* Start RECORDS SHOWN *
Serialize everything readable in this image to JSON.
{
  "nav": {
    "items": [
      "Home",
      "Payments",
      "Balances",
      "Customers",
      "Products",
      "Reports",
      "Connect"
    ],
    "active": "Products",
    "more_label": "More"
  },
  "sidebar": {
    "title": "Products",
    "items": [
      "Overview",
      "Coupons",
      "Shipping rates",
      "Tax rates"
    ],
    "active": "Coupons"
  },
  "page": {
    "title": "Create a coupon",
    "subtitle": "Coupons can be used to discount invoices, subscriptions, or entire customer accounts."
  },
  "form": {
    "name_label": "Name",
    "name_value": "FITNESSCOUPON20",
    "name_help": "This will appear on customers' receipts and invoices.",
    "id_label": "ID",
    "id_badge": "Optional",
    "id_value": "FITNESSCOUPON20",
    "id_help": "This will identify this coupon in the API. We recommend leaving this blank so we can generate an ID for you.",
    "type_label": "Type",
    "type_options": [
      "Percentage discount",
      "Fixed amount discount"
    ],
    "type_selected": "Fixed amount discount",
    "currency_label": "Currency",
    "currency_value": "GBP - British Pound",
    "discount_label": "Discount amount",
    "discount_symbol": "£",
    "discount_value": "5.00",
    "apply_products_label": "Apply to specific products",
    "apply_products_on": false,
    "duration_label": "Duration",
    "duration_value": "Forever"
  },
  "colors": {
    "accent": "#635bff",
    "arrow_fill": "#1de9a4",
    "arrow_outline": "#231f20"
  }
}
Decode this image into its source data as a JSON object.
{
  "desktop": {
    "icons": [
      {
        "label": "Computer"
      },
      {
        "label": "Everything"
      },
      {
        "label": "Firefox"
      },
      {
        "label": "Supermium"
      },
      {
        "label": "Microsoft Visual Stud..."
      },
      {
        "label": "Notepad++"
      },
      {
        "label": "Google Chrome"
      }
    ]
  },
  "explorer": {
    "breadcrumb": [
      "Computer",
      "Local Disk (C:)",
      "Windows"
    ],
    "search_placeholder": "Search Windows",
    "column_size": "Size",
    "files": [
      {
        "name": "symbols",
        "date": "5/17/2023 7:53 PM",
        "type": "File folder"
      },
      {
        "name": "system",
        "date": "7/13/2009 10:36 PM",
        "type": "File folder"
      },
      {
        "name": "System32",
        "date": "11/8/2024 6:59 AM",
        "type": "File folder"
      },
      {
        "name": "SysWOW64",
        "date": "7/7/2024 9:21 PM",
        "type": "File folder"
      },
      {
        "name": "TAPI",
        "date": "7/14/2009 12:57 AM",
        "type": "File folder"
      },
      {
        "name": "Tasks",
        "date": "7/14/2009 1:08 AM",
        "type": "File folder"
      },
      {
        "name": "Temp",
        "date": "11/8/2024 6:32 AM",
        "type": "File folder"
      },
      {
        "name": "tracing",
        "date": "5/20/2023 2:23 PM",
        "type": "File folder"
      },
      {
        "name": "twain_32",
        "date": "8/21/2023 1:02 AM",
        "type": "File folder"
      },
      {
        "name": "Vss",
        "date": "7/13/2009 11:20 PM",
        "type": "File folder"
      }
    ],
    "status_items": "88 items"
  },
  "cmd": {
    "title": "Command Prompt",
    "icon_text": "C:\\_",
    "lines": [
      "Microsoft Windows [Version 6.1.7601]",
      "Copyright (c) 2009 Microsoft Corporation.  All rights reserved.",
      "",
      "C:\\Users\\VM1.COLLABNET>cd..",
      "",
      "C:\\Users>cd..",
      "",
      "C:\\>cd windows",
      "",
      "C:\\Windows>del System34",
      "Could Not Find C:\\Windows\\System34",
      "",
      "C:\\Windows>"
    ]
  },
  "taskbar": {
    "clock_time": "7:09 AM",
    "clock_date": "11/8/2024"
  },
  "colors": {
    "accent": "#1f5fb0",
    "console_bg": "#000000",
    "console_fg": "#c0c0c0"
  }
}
* End RECORDS SHOWN *
> WRITTEN REQUEST
Using the listing, collect all lines in which the string "Microsoft" is found.

> ANSWER
        "label": "Microsoft Visual Stud..."
      "Microsoft Windows [Version 6.1.7601]",
      "Copyright (c) 2009 Microsoft Corporation.  All rights reserved.",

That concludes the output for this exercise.